Required task.
Copy out every line in which the string "nurea" occurs.

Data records
START
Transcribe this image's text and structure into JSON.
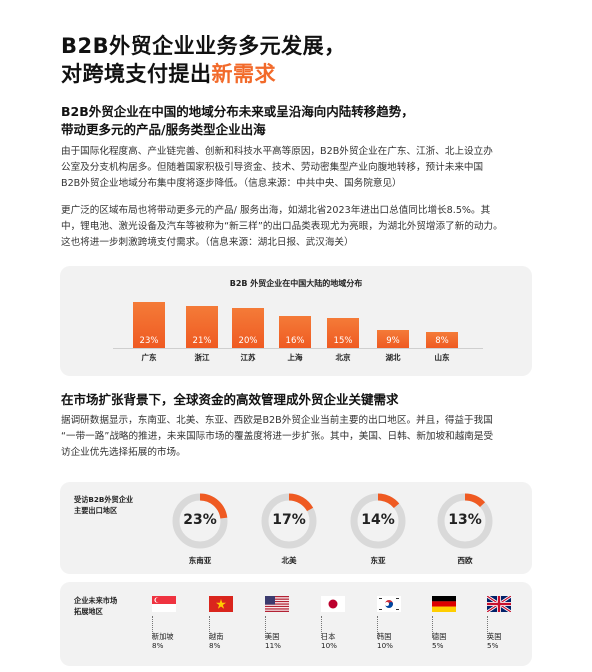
{
  "title": {
    "line1": "B2B外贸企业业务多元发展，",
    "line2_prefix": "对跨境支付提出",
    "line2_accent": "新需求"
  },
  "section1": {
    "heading_line1": "B2B外贸企业在中国的地域分布未来或呈沿海向内陆转移趋势，",
    "heading_line2": "带动更多元的产品/服务类型企业出海",
    "para1_line1": "由于国际化程度高、产业链完善、创新和科技水平高等原因，B2B外贸企业在广东、江浙、北上设立办",
    "para1_line2": "公室及分支机构居多。但随着国家积极引导资金、技术、劳动密集型产业向腹地转移，预计未来中国",
    "para1_line3": "B2B外贸企业地域分布集中度将逐步降低。（信息来源：中共中央、国务院意见）",
    "para2_line1": "更广泛的区域布局也将带动更多元的产品/ 服务出海，如湖北省2023年进出口总值同比增长8.5%。其",
    "para2_line2": "中，锂电池、激光设备及汽车等被称为“新三样”的出口品类表现尤为亮眼，为湖北外贸增添了新的动力。",
    "para2_line3": "这也将进一步刺激跨境支付需求。（信息来源：湖北日报、武汉海关）"
  },
  "chart_data": {
    "type": "bar",
    "title": "B2B 外贸企业在中国大陆的地域分布",
    "categories": [
      "广东",
      "浙江",
      "江苏",
      "上海",
      "北京",
      "湖北",
      "山东"
    ],
    "values": [
      23,
      21,
      20,
      16,
      15,
      9,
      8
    ],
    "value_labels": [
      "23%",
      "21%",
      "20%",
      "16%",
      "15%",
      "9%",
      "8%"
    ],
    "unit": "%",
    "ylim": [
      0,
      23
    ],
    "grid": false,
    "colors": {
      "bar_top": "#f47b38",
      "bar_bottom": "#ef5a22"
    }
  },
  "section2": {
    "heading": "在市场扩张背景下，全球资金的高效管理成外贸企业关键需求",
    "para_line1": "据调研数据显示，东南亚、北美、东亚、西欧是B2B外贸企业当前主要的出口地区。并且，得益于我国",
    "para_line2": "“一带一路”战略的推进，未来国际市场的覆盖度将进一步扩张。其中，美国、日韩、新加坡和越南是受",
    "para_line3": "访企业优先选择拓展的市场。"
  },
  "export_regions": {
    "label_line1": "受访B2B外贸企业",
    "label_line2": "主要出口地区",
    "items": [
      {
        "name": "东南亚",
        "pct_label": "23%",
        "value": 23
      },
      {
        "name": "北美",
        "pct_label": "17%",
        "value": 17
      },
      {
        "name": "东亚",
        "pct_label": "14%",
        "value": 14
      },
      {
        "name": "西欧",
        "pct_label": "13%",
        "value": 13
      }
    ],
    "colors": {
      "accent": "#ef5a22",
      "track": "#d9d9d9"
    }
  },
  "future_markets": {
    "label_line1": "企业未来市场",
    "label_line2": "拓展地区",
    "items": [
      {
        "name": "新加坡",
        "pct": "8%",
        "flag": "singapore-flag"
      },
      {
        "name": "越南",
        "pct": "8%",
        "flag": "vietnam-flag"
      },
      {
        "name": "美国",
        "pct": "11%",
        "flag": "usa-flag"
      },
      {
        "name": "日本",
        "pct": "10%",
        "flag": "japan-flag"
      },
      {
        "name": "韩国",
        "pct": "10%",
        "flag": "korea-flag"
      },
      {
        "name": "德国",
        "pct": "5%",
        "flag": "germany-flag"
      },
      {
        "name": "英国",
        "pct": "5%",
        "flag": "uk-flag"
      }
    ]
  }
}
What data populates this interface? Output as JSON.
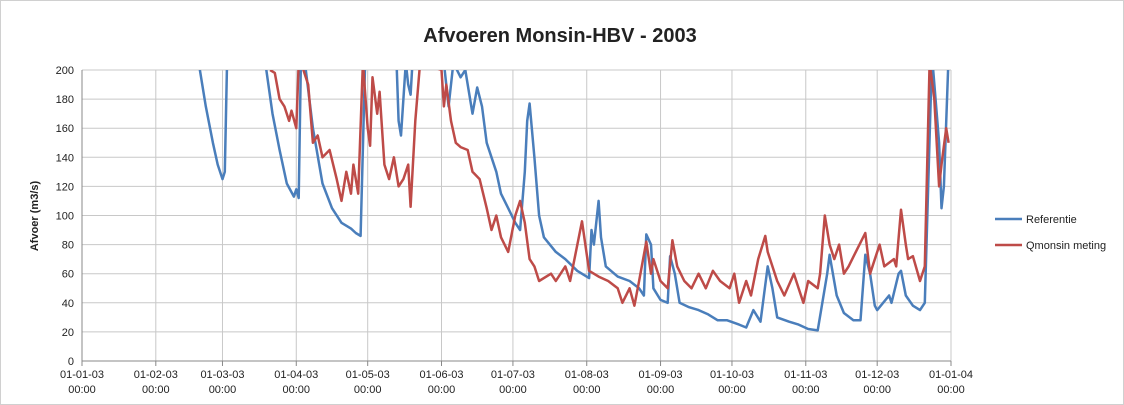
{
  "chart_data": {
    "type": "line",
    "title": "Afvoeren Monsin-HBV - 2003",
    "ylabel": "Afvoer (m3/s)",
    "ylim": [
      0,
      200
    ],
    "yticks": [
      0,
      20,
      40,
      60,
      80,
      100,
      120,
      140,
      160,
      180,
      200
    ],
    "xlim": [
      "2003-01-01",
      "2004-01-01"
    ],
    "xticks": [
      {
        "value": "2003-01-01",
        "label": [
          "01-01-03",
          "00:00"
        ]
      },
      {
        "value": "2003-02-01",
        "label": [
          "01-02-03",
          "00:00"
        ]
      },
      {
        "value": "2003-03-01",
        "label": [
          "01-03-03",
          "00:00"
        ]
      },
      {
        "value": "2003-04-01",
        "label": [
          "01-04-03",
          "00:00"
        ]
      },
      {
        "value": "2003-05-01",
        "label": [
          "01-05-03",
          "00:00"
        ]
      },
      {
        "value": "2003-06-01",
        "label": [
          "01-06-03",
          "00:00"
        ]
      },
      {
        "value": "2003-07-01",
        "label": [
          "01-07-03",
          "00:00"
        ]
      },
      {
        "value": "2003-08-01",
        "label": [
          "01-08-03",
          "00:00"
        ]
      },
      {
        "value": "2003-09-01",
        "label": [
          "01-09-03",
          "00:00"
        ]
      },
      {
        "value": "2003-10-01",
        "label": [
          "01-10-03",
          "00:00"
        ]
      },
      {
        "value": "2003-11-01",
        "label": [
          "01-11-03",
          "00:00"
        ]
      },
      {
        "value": "2003-12-01",
        "label": [
          "01-12-03",
          "00:00"
        ]
      },
      {
        "value": "2004-01-01",
        "label": [
          "01-01-04",
          "00:00"
        ]
      }
    ],
    "grid": true,
    "legend": "right",
    "series": [
      {
        "name": "Referentie",
        "color": "#4a7ebb",
        "x": [
          "2003-02-19",
          "2003-02-22",
          "2003-02-25",
          "2003-02-27",
          "2003-03-01",
          "2003-03-02",
          "2003-03-03",
          "2003-03-19",
          "2003-03-22",
          "2003-03-25",
          "2003-03-28",
          "2003-03-31",
          "2003-04-01",
          "2003-04-02",
          "2003-04-03",
          "2003-04-05",
          "2003-04-08",
          "2003-04-12",
          "2003-04-16",
          "2003-04-20",
          "2003-04-24",
          "2003-04-26",
          "2003-04-28",
          "2003-04-30",
          "2003-05-13",
          "2003-05-14",
          "2003-05-15",
          "2003-05-17",
          "2003-05-18",
          "2003-05-19",
          "2003-05-20",
          "2003-06-02",
          "2003-06-04",
          "2003-06-06",
          "2003-06-09",
          "2003-06-11",
          "2003-06-14",
          "2003-06-16",
          "2003-06-18",
          "2003-06-20",
          "2003-06-22",
          "2003-06-24",
          "2003-06-26",
          "2003-06-29",
          "2003-07-02",
          "2003-07-04",
          "2003-07-06",
          "2003-07-07",
          "2003-07-08",
          "2003-07-10",
          "2003-07-12",
          "2003-07-14",
          "2003-07-19",
          "2003-07-23",
          "2003-07-28",
          "2003-08-02",
          "2003-08-03",
          "2003-08-04",
          "2003-08-06",
          "2003-08-07",
          "2003-08-09",
          "2003-08-14",
          "2003-08-19",
          "2003-08-23",
          "2003-08-25",
          "2003-08-26",
          "2003-08-28",
          "2003-08-29",
          "2003-09-01",
          "2003-09-04",
          "2003-09-05",
          "2003-09-07",
          "2003-09-09",
          "2003-09-13",
          "2003-09-17",
          "2003-09-21",
          "2003-09-25",
          "2003-09-29",
          "2003-10-04",
          "2003-10-07",
          "2003-10-10",
          "2003-10-13",
          "2003-10-16",
          "2003-10-18",
          "2003-10-20",
          "2003-10-25",
          "2003-10-29",
          "2003-11-02",
          "2003-11-06",
          "2003-11-10",
          "2003-11-11",
          "2003-11-14",
          "2003-11-17",
          "2003-11-21",
          "2003-11-24",
          "2003-11-26",
          "2003-11-28",
          "2003-11-30",
          "2003-12-01",
          "2003-12-06",
          "2003-12-07",
          "2003-12-10",
          "2003-12-11",
          "2003-12-13",
          "2003-12-16",
          "2003-12-19",
          "2003-12-21",
          "2003-12-24",
          "2003-12-27",
          "2003-12-28",
          "2003-12-29",
          "2003-12-31"
        ],
        "values": [
          205,
          175,
          150,
          135,
          125,
          130,
          210,
          205,
          170,
          145,
          122,
          113,
          118,
          112,
          210,
          200,
          160,
          122,
          105,
          95,
          91,
          88,
          86,
          210,
          210,
          165,
          155,
          205,
          190,
          183,
          210,
          205,
          175,
          205,
          195,
          200,
          170,
          188,
          175,
          150,
          140,
          130,
          115,
          105,
          95,
          90,
          130,
          165,
          177,
          140,
          100,
          85,
          75,
          70,
          62,
          57,
          90,
          80,
          110,
          85,
          65,
          58,
          55,
          50,
          45,
          87,
          80,
          50,
          42,
          40,
          72,
          60,
          40,
          37,
          35,
          32,
          28,
          28,
          25,
          23,
          35,
          27,
          65,
          50,
          30,
          27,
          25,
          22,
          21,
          60,
          73,
          45,
          33,
          28,
          28,
          73,
          60,
          38,
          35,
          45,
          40,
          60,
          62,
          45,
          38,
          35,
          40,
          210,
          150,
          105,
          120,
          210
        ]
      },
      {
        "name": "Qmonsin meting",
        "color": "#be4b48",
        "x": [
          "2003-03-21",
          "2003-03-23",
          "2003-03-25",
          "2003-03-27",
          "2003-03-29",
          "2003-03-30",
          "2003-04-01",
          "2003-04-02",
          "2003-04-04",
          "2003-04-06",
          "2003-04-08",
          "2003-04-10",
          "2003-04-12",
          "2003-04-15",
          "2003-04-18",
          "2003-04-20",
          "2003-04-22",
          "2003-04-24",
          "2003-04-25",
          "2003-04-27",
          "2003-04-29",
          "2003-05-01",
          "2003-05-02",
          "2003-05-03",
          "2003-05-05",
          "2003-05-06",
          "2003-05-08",
          "2003-05-10",
          "2003-05-12",
          "2003-05-14",
          "2003-05-16",
          "2003-05-18",
          "2003-05-19",
          "2003-05-21",
          "2003-05-23",
          "2003-06-01",
          "2003-06-02",
          "2003-06-03",
          "2003-06-05",
          "2003-06-07",
          "2003-06-09",
          "2003-06-12",
          "2003-06-14",
          "2003-06-17",
          "2003-06-20",
          "2003-06-22",
          "2003-06-24",
          "2003-06-26",
          "2003-06-29",
          "2003-07-02",
          "2003-07-04",
          "2003-07-06",
          "2003-07-08",
          "2003-07-10",
          "2003-07-12",
          "2003-07-17",
          "2003-07-19",
          "2003-07-23",
          "2003-07-25",
          "2003-07-30",
          "2003-08-02",
          "2003-08-06",
          "2003-08-10",
          "2003-08-14",
          "2003-08-16",
          "2003-08-19",
          "2003-08-21",
          "2003-08-23",
          "2003-08-26",
          "2003-08-28",
          "2003-08-29",
          "2003-09-01",
          "2003-09-04",
          "2003-09-06",
          "2003-09-08",
          "2003-09-11",
          "2003-09-14",
          "2003-09-17",
          "2003-09-20",
          "2003-09-23",
          "2003-09-26",
          "2003-09-30",
          "2003-10-02",
          "2003-10-04",
          "2003-10-07",
          "2003-10-09",
          "2003-10-12",
          "2003-10-15",
          "2003-10-16",
          "2003-10-20",
          "2003-10-23",
          "2003-10-27",
          "2003-10-29",
          "2003-10-31",
          "2003-11-02",
          "2003-11-06",
          "2003-11-07",
          "2003-11-09",
          "2003-11-11",
          "2003-11-13",
          "2003-11-15",
          "2003-11-17",
          "2003-11-19",
          "2003-11-22",
          "2003-11-26",
          "2003-11-28",
          "2003-12-02",
          "2003-12-04",
          "2003-12-08",
          "2003-12-09",
          "2003-12-11",
          "2003-12-13",
          "2003-12-14",
          "2003-12-16",
          "2003-12-19",
          "2003-12-21",
          "2003-12-23",
          "2003-12-25",
          "2003-12-27",
          "2003-12-28",
          "2003-12-30",
          "2003-12-31"
        ],
        "values": [
          200,
          198,
          180,
          175,
          165,
          172,
          160,
          205,
          200,
          190,
          150,
          155,
          140,
          145,
          125,
          110,
          130,
          115,
          135,
          115,
          205,
          160,
          148,
          195,
          170,
          185,
          135,
          125,
          140,
          120,
          125,
          135,
          106,
          165,
          205,
          200,
          175,
          190,
          165,
          150,
          147,
          145,
          130,
          125,
          105,
          90,
          100,
          85,
          75,
          100,
          110,
          95,
          70,
          65,
          55,
          60,
          55,
          65,
          55,
          96,
          62,
          58,
          55,
          50,
          40,
          50,
          38,
          55,
          82,
          60,
          70,
          55,
          50,
          83,
          65,
          55,
          50,
          60,
          50,
          62,
          55,
          50,
          60,
          40,
          55,
          45,
          70,
          86,
          75,
          55,
          45,
          60,
          50,
          40,
          55,
          50,
          60,
          100,
          80,
          70,
          80,
          60,
          65,
          75,
          88,
          60,
          80,
          65,
          70,
          65,
          104,
          80,
          70,
          72,
          55,
          65,
          205,
          180,
          120,
          135,
          160,
          150
        ]
      }
    ]
  }
}
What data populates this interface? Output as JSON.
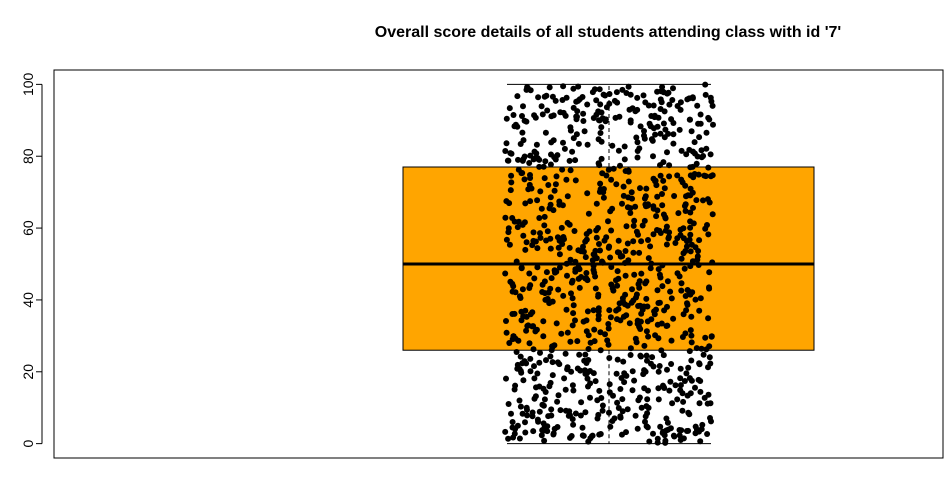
{
  "chart_data": {
    "type": "boxplot",
    "title": "Overall score details of all students attending class with id '7'",
    "xlabel": "",
    "ylabel": "",
    "ylim": [
      -4,
      104
    ],
    "yticks": [
      0,
      20,
      40,
      60,
      80,
      100
    ],
    "grid": false,
    "legend": "none",
    "box": {
      "min": 0,
      "q1": 26,
      "median": 50,
      "q3": 77,
      "max": 100,
      "fill_color": "#FFA500"
    },
    "points": {
      "count": 1000,
      "range": [
        0,
        100
      ],
      "distribution": "uniform jitter",
      "color": "#000000"
    }
  }
}
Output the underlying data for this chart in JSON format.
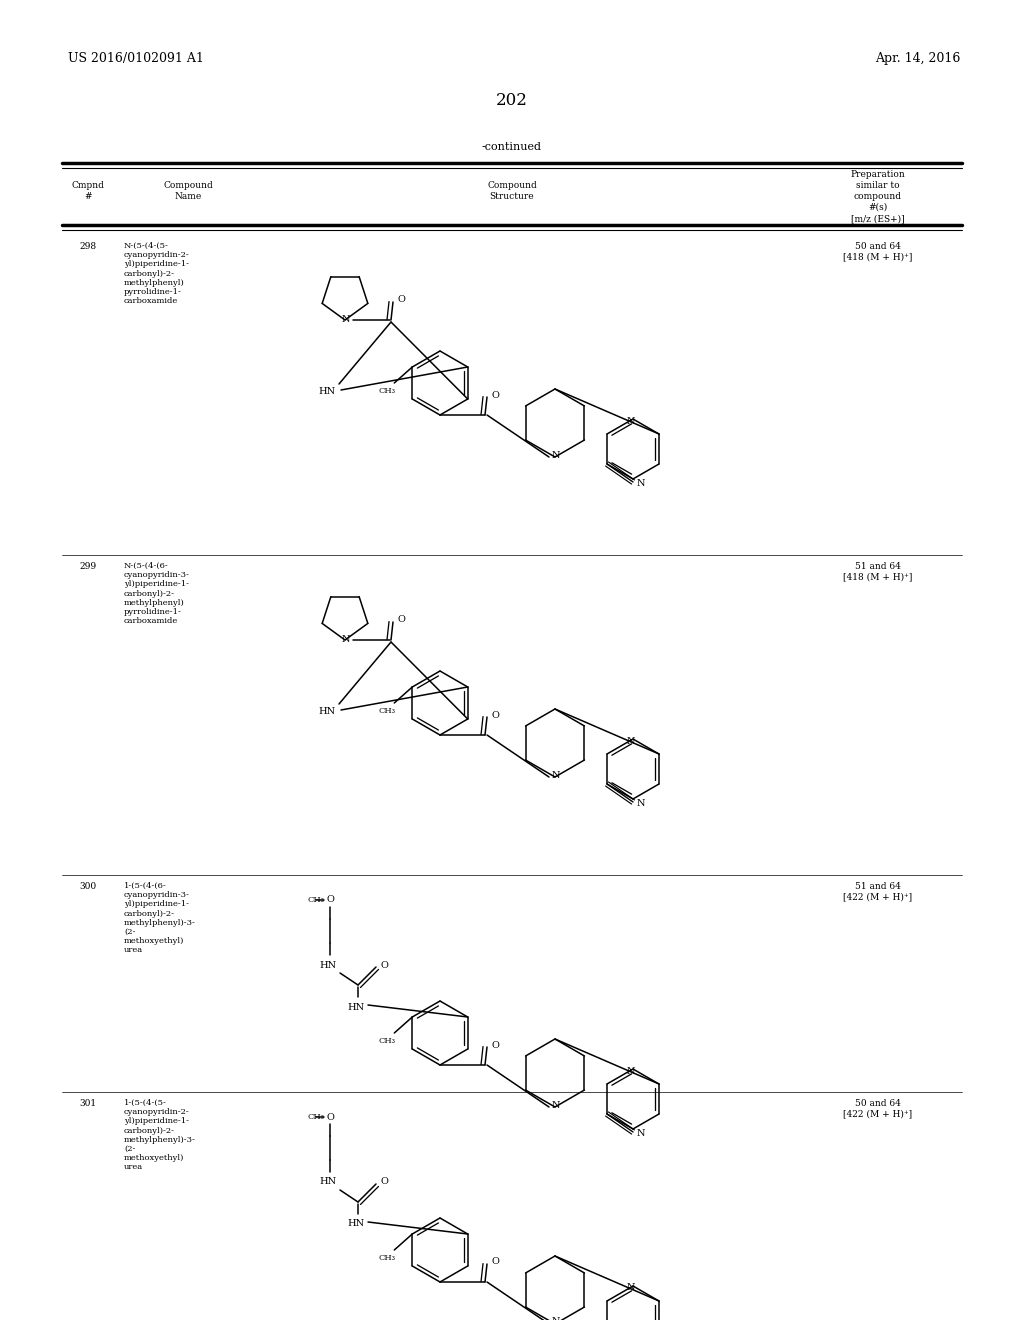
{
  "background_color": "#ffffff",
  "page_number": "202",
  "top_left_text": "US 2016/0102091 A1",
  "top_right_text": "Apr. 14, 2016",
  "continued_text": "-continued",
  "compounds": [
    {
      "id": "298",
      "name": "N-(5-(4-(5-\ncyanopyridin-2-\nyl)piperidine-1-\ncarbonyl)-2-\nmethylphenyl)\npyrrolidine-1-\ncarboxamide",
      "prep": "50 and 64\n[418 (M + H)⁺]"
    },
    {
      "id": "299",
      "name": "N-(5-(4-(6-\ncyanopyridin-3-\nyl)piperidine-1-\ncarbonyl)-2-\nmethylphenyl)\npyrrolidine-1-\ncarboxamide",
      "prep": "51 and 64\n[418 (M + H)⁺]"
    },
    {
      "id": "300",
      "name": "1-(5-(4-(6-\ncyanopyridin-3-\nyl)piperidine-1-\ncarbonyl)-2-\nmethylphenyl)-3-\n(2-\nmethoxyethyl)\nurea",
      "prep": "51 and 64\n[422 (M + H)⁺]"
    },
    {
      "id": "301",
      "name": "1-(5-(4-(5-\ncyanopyridin-2-\nyl)piperidine-1-\ncarbonyl)-2-\nmethylphenyl)-3-\n(2-\nmethoxyethyl)\nurea",
      "prep": "50 and 64\n[422 (M + H)⁺]"
    }
  ]
}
END
Exercise response.
      "name": "1-(5-(4-(6-\ncyanopyridin-3-\nyl)piperidine-1-\ncarbonyl)-2-\nmethylphenyl)-3-\n(2-\nmethoxyethyl)\nurea",
      "name": "1-(5-(4-(5-\ncyanopyridin-2-\nyl)piperidine-1-\ncarbonyl)-2-\nmethylphenyl)-3-\n(2-\nmethoxyethyl)\nurea",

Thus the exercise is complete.